◆ **The request**:
Filter these entries so that only lines with the word "photo" remain.
── Source records
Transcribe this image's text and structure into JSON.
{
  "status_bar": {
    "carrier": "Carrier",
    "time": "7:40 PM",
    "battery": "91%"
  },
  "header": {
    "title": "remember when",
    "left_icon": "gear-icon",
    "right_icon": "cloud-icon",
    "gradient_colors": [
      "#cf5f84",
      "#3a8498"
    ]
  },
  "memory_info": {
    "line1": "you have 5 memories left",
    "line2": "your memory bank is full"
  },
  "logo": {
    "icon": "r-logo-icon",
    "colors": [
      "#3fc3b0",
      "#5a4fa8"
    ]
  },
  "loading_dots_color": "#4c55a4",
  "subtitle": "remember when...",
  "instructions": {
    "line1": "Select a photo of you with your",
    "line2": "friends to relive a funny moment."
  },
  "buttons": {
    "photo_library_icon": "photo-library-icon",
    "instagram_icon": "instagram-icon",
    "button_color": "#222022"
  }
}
────
◆ **Problem solution**:
    "line1": "Select a photo of you with your",
    "photo_library_icon": "photo-library-icon",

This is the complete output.